**The task:** All of the records below need to be copied exactly.

▼▼▼

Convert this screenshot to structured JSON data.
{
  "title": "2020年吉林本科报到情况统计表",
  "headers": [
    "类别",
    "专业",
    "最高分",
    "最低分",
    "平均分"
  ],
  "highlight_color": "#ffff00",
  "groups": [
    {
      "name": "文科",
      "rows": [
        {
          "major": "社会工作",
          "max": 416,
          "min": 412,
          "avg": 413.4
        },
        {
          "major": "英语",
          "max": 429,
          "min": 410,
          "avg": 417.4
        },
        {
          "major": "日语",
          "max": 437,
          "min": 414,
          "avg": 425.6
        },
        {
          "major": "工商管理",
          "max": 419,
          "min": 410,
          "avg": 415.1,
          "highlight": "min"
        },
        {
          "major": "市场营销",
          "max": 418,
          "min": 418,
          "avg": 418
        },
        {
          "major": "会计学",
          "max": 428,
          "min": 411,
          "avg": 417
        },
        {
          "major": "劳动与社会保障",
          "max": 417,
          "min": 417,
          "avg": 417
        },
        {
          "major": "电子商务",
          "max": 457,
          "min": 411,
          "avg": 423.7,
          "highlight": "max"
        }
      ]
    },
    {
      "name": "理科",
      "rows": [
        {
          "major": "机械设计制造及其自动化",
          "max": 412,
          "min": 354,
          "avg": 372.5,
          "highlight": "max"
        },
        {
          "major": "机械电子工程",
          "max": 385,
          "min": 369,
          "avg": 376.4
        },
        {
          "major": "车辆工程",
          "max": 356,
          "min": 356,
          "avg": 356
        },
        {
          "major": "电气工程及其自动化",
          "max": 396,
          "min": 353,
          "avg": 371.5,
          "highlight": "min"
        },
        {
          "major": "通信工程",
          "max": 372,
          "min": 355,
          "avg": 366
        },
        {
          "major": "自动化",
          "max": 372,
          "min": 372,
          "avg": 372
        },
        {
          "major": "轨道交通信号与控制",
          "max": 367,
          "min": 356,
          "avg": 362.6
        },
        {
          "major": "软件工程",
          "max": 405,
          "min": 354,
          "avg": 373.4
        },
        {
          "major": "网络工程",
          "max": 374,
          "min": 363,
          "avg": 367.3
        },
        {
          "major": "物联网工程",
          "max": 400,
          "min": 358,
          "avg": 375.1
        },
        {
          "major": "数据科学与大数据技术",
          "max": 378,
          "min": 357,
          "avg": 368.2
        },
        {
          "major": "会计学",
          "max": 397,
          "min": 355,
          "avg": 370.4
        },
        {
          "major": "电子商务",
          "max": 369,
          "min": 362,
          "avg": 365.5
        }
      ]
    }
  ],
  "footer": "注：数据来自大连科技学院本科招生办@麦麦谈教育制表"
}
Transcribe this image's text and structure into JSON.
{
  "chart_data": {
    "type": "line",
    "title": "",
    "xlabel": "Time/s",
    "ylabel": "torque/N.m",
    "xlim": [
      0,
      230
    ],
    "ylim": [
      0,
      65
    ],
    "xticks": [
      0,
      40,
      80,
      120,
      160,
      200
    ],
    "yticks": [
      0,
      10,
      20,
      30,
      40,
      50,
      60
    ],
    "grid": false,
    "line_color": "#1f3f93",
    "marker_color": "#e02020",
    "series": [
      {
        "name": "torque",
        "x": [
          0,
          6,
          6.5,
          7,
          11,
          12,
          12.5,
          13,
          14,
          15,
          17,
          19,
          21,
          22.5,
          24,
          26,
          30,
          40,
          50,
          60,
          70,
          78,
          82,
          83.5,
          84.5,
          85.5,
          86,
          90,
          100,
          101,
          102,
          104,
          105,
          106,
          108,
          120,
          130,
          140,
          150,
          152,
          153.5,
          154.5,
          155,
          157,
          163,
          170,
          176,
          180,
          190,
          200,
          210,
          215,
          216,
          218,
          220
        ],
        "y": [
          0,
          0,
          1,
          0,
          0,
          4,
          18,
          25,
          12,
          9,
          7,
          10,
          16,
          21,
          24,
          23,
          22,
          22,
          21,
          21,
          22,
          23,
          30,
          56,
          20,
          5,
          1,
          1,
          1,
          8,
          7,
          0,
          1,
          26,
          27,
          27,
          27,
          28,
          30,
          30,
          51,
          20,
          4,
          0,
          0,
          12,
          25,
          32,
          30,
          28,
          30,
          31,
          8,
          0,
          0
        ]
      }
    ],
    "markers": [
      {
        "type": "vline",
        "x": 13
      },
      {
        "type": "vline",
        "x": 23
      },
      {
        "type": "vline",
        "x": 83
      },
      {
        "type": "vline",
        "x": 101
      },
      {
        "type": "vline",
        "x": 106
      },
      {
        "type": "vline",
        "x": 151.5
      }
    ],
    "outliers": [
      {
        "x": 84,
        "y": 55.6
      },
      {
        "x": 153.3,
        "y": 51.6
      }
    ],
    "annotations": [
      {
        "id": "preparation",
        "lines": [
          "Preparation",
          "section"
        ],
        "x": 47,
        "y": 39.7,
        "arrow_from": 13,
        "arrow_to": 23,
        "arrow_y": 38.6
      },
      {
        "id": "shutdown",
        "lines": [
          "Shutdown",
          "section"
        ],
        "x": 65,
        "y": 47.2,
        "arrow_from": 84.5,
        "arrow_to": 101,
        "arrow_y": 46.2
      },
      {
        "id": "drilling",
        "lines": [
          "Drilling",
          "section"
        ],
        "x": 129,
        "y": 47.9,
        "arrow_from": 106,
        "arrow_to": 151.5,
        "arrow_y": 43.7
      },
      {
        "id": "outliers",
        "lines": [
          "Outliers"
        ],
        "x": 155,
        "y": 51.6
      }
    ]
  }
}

▲▲▲

**Output below:**
Convert this screenshot to structured JSON data.
{
  "title": "2020年吉林本科报到情况统计表",
  "headers": [
    "类别",
    "专业",
    "最高分",
    "最低分",
    "平均分"
  ],
  "highlight_color": "#ffff00",
  "groups": [
    {
      "name": "文科",
      "rows": [
        {
          "major": "社会工作",
          "max": 416,
          "min": 412,
          "avg": 413.4
        },
        {
          "major": "英语",
          "max": 429,
          "min": 410,
          "avg": 417.4
        },
        {
          "major": "日语",
          "max": 437,
          "min": 414,
          "avg": 425.6
        },
        {
          "major": "工商管理",
          "max": 419,
          "min": 410,
          "avg": 415.1,
          "highlight": "min"
        },
        {
          "major": "市场营销",
          "max": 418,
          "min": 418,
          "avg": 418
        },
        {
          "major": "会计学",
          "max": 428,
          "min": 411,
          "avg": 417
        },
        {
          "major": "劳动与社会保障",
          "max": 417,
          "min": 417,
          "avg": 417
        },
        {
          "major": "电子商务",
          "max": 457,
          "min": 411,
          "avg": 423.7,
          "highlight": "max"
        }
      ]
    },
    {
      "name": "理科",
      "rows": [
        {
          "major": "机械设计制造及其自动化",
          "max": 412,
          "min": 354,
          "avg": 372.5,
          "highlight": "max"
        },
        {
          "major": "机械电子工程",
          "max": 385,
          "min": 369,
          "avg": 376.4
        },
        {
          "major": "车辆工程",
          "max": 356,
          "min": 356,
          "avg": 356
        },
        {
          "major": "电气工程及其自动化",
          "max": 396,
          "min": 353,
          "avg": 371.5,
          "highlight": "min"
        },
        {
          "major": "通信工程",
          "max": 372,
          "min": 355,
          "avg": 366
        },
        {
          "major": "自动化",
          "max": 372,
          "min": 372,
          "avg": 372
        },
        {
          "major": "轨道交通信号与控制",
          "max": 367,
          "min": 356,
          "avg": 362.6
        },
        {
          "major": "软件工程",
          "max": 405,
          "min": 354,
          "avg": 373.4
        },
        {
          "major": "网络工程",
          "max": 374,
          "min": 363,
          "avg": 367.3
        },
        {
          "major": "物联网工程",
          "max": 400,
          "min": 358,
          "avg": 375.1
        },
        {
          "major": "数据科学与大数据技术",
          "max": 378,
          "min": 357,
          "avg": 368.2
        },
        {
          "major": "会计学",
          "max": 397,
          "min": 355,
          "avg": 370.4
        },
        {
          "major": "电子商务",
          "max": 369,
          "min": 362,
          "avg": 365.5
        }
      ]
    }
  ],
  "footer": "注：数据来自大连科技学院本科招生办@麦麦谈教育制表"
}
Transcribe this image's text and structure into JSON.
{
  "chart_data": {
    "type": "line",
    "title": "",
    "xlabel": "Time/s",
    "ylabel": "torque/N.m",
    "xlim": [
      0,
      230
    ],
    "ylim": [
      0,
      65
    ],
    "xticks": [
      0,
      40,
      80,
      120,
      160,
      200
    ],
    "yticks": [
      0,
      10,
      20,
      30,
      40,
      50,
      60
    ],
    "grid": false,
    "line_color": "#1f3f93",
    "marker_color": "#e02020",
    "series": [
      {
        "name": "torque",
        "x": [
          0,
          6,
          6.5,
          7,
          11,
          12,
          12.5,
          13,
          14,
          15,
          17,
          19,
          21,
          22.5,
          24,
          26,
          30,
          40,
          50,
          60,
          70,
          78,
          82,
          83.5,
          84.5,
          85.5,
          86,
          90,
          100,
          101,
          102,
          104,
          105,
          106,
          108,
          120,
          130,
          140,
          150,
          152,
          153.5,
          154.5,
          155,
          157,
          163,
          170,
          176,
          180,
          190,
          200,
          210,
          215,
          216,
          218,
          220
        ],
        "y": [
          0,
          0,
          1,
          0,
          0,
          4,
          18,
          25,
          12,
          9,
          7,
          10,
          16,
          21,
          24,
          23,
          22,
          22,
          21,
          21,
          22,
          23,
          30,
          56,
          20,
          5,
          1,
          1,
          1,
          8,
          7,
          0,
          1,
          26,
          27,
          27,
          27,
          28,
          30,
          30,
          51,
          20,
          4,
          0,
          0,
          12,
          25,
          32,
          30,
          28,
          30,
          31,
          8,
          0,
          0
        ]
      }
    ],
    "markers": [
      {
        "type": "vline",
        "x": 13
      },
      {
        "type": "vline",
        "x": 23
      },
      {
        "type": "vline",
        "x": 83
      },
      {
        "type": "vline",
        "x": 101
      },
      {
        "type": "vline",
        "x": 106
      },
      {
        "type": "vline",
        "x": 151.5
      }
    ],
    "outliers": [
      {
        "x": 84,
        "y": 55.6
      },
      {
        "x": 153.3,
        "y": 51.6
      }
    ],
    "annotations": [
      {
        "id": "preparation",
        "lines": [
          "Preparation",
          "section"
        ],
        "x": 47,
        "y": 39.7,
        "arrow_from": 13,
        "arrow_to": 23,
        "arrow_y": 38.6
      },
      {
        "id": "shutdown",
        "lines": [
          "Shutdown",
          "section"
        ],
        "x": 65,
        "y": 47.2,
        "arrow_from": 84.5,
        "arrow_to": 101,
        "arrow_y": 46.2
      },
      {
        "id": "drilling",
        "lines": [
          "Drilling",
          "section"
        ],
        "x": 129,
        "y": 47.9,
        "arrow_from": 106,
        "arrow_to": 151.5,
        "arrow_y": 43.7
      },
      {
        "id": "outliers",
        "lines": [
          "Outliers"
        ],
        "x": 155,
        "y": 51.6
      }
    ]
  }
}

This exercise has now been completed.